___ Data to use ___
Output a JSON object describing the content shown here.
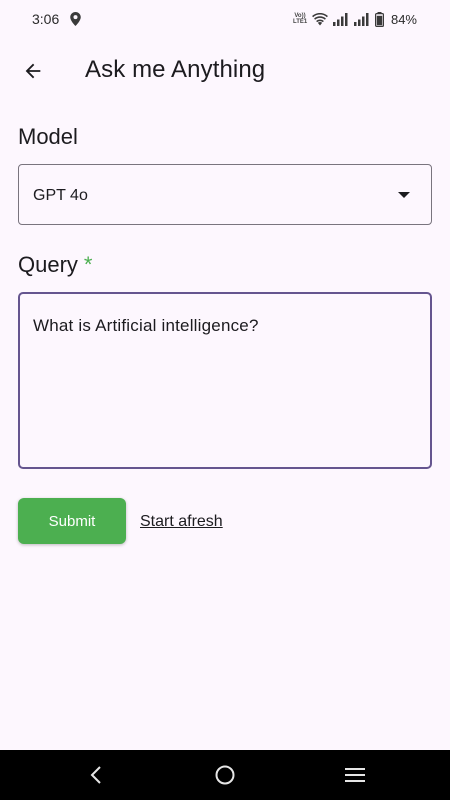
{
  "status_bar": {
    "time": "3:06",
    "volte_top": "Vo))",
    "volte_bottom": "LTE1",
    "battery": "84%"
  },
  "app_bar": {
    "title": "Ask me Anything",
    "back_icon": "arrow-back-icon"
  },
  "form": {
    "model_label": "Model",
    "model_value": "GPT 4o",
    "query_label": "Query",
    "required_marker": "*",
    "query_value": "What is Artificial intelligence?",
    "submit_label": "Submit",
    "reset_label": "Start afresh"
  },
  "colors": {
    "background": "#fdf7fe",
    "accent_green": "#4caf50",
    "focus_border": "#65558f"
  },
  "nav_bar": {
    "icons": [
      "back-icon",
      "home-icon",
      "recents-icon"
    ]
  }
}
___
___ Data to use ___
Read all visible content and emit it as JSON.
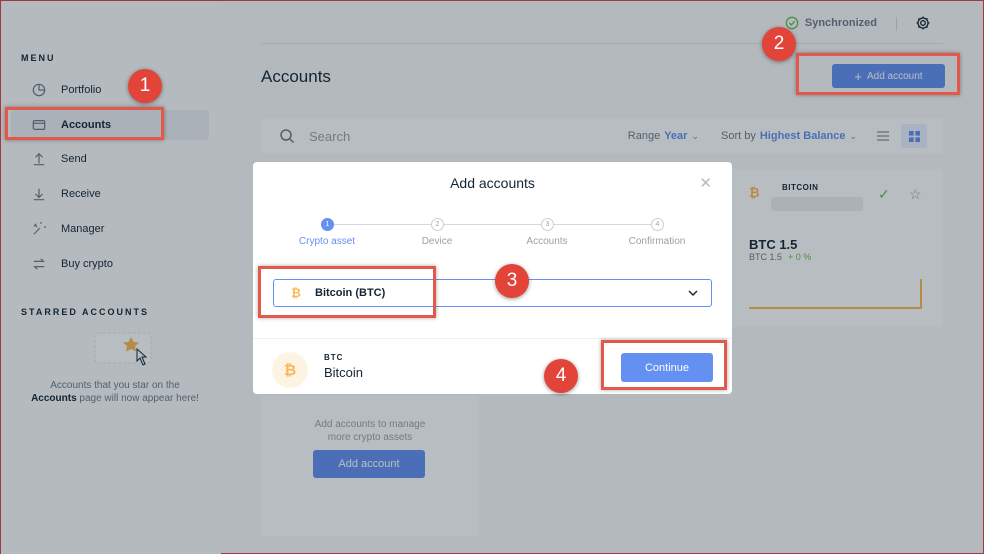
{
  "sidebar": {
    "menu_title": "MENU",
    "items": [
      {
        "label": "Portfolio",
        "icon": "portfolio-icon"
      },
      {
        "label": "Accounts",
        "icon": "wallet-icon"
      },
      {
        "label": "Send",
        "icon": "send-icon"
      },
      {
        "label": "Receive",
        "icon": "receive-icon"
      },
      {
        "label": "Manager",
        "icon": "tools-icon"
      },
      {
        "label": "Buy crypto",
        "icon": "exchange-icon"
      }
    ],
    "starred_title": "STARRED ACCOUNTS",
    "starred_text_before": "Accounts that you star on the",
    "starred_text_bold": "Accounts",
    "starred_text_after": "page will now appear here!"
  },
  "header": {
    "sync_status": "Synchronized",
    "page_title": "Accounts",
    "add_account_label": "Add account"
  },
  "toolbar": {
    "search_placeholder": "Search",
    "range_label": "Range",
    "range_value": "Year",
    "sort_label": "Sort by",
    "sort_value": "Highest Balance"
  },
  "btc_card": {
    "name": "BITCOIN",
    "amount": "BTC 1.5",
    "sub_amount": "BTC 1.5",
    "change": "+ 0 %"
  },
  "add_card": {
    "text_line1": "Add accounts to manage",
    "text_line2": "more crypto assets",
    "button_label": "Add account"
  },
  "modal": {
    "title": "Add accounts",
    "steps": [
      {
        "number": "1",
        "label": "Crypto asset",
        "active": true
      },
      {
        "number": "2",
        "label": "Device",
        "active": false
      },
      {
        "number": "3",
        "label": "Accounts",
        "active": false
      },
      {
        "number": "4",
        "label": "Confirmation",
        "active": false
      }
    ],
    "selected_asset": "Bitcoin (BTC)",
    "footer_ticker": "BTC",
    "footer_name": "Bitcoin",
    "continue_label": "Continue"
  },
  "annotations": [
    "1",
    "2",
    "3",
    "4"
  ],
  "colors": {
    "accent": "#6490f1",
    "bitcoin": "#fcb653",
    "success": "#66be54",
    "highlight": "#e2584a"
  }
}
___
* **Task**
State the number of lines in this listing that contain the string "JSON", and add nothing else.

* **Complete answer**
2